What to do: Your task is to copy every line of the records below that contains "color".

── Exercise input ──

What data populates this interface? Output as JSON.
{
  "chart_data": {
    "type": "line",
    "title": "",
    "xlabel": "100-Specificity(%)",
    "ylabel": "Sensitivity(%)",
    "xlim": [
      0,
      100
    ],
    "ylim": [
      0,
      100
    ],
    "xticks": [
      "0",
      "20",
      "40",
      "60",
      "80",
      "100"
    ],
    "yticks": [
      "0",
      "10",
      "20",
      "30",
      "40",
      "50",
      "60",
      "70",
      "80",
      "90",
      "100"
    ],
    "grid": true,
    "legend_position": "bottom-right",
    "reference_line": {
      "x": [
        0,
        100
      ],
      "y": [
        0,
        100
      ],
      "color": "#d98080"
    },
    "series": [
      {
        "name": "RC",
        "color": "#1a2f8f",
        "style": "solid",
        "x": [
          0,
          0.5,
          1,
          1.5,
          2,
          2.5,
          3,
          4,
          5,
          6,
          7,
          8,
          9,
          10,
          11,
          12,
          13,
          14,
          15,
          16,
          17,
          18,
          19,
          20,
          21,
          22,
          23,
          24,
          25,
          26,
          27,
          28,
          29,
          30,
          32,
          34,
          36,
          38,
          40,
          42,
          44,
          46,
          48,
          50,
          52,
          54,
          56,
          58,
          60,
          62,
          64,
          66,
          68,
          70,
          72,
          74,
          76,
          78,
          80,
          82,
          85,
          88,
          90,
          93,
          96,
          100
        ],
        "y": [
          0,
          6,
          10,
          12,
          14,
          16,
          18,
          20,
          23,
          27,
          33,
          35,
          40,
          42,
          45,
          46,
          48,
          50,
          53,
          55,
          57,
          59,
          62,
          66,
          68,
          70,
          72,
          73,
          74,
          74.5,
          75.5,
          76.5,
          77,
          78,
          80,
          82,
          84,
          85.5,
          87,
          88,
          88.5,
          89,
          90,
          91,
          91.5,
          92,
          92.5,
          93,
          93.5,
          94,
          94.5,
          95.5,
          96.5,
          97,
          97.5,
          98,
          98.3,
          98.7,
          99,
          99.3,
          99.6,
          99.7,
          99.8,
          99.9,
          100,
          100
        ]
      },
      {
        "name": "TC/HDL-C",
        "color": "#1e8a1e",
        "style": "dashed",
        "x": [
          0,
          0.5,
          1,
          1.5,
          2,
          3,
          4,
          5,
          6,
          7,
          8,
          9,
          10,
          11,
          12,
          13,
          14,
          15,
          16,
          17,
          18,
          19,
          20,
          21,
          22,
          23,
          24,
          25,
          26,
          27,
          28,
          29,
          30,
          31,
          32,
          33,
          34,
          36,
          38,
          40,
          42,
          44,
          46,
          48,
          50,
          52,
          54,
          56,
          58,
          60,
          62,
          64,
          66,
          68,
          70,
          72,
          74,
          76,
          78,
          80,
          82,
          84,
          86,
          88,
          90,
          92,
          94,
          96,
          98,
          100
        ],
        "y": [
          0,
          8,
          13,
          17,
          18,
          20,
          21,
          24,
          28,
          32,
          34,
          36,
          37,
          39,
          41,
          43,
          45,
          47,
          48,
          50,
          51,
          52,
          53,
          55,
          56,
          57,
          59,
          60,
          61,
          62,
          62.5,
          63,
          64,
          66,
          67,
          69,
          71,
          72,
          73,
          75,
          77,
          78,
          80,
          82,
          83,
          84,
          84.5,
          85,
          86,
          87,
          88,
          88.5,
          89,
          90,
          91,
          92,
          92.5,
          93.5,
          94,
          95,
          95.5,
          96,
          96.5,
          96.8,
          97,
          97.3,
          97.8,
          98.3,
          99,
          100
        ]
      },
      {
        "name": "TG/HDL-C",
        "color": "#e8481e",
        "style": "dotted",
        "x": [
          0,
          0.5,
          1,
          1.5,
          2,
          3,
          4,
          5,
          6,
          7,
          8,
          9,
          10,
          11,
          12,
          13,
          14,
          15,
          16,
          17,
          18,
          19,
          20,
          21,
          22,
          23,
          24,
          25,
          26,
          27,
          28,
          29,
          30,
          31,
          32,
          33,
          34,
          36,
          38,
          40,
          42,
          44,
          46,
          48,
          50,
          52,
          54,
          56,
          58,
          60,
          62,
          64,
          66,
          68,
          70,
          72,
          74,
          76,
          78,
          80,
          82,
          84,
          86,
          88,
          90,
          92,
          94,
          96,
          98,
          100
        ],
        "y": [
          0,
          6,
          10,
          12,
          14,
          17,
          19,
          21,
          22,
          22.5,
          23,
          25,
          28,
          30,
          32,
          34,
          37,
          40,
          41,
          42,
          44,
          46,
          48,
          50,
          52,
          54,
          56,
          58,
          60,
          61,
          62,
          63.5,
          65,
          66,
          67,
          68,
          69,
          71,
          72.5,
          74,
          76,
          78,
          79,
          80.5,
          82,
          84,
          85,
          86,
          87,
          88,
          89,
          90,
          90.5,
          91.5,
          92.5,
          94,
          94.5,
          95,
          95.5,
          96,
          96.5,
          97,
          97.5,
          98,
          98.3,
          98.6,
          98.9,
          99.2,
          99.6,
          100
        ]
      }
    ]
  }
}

───

Response for this exercise:
      "color": "#d98080"
        "color": "#1a2f8f",
        "color": "#1e8a1e",
        "color": "#e8481e",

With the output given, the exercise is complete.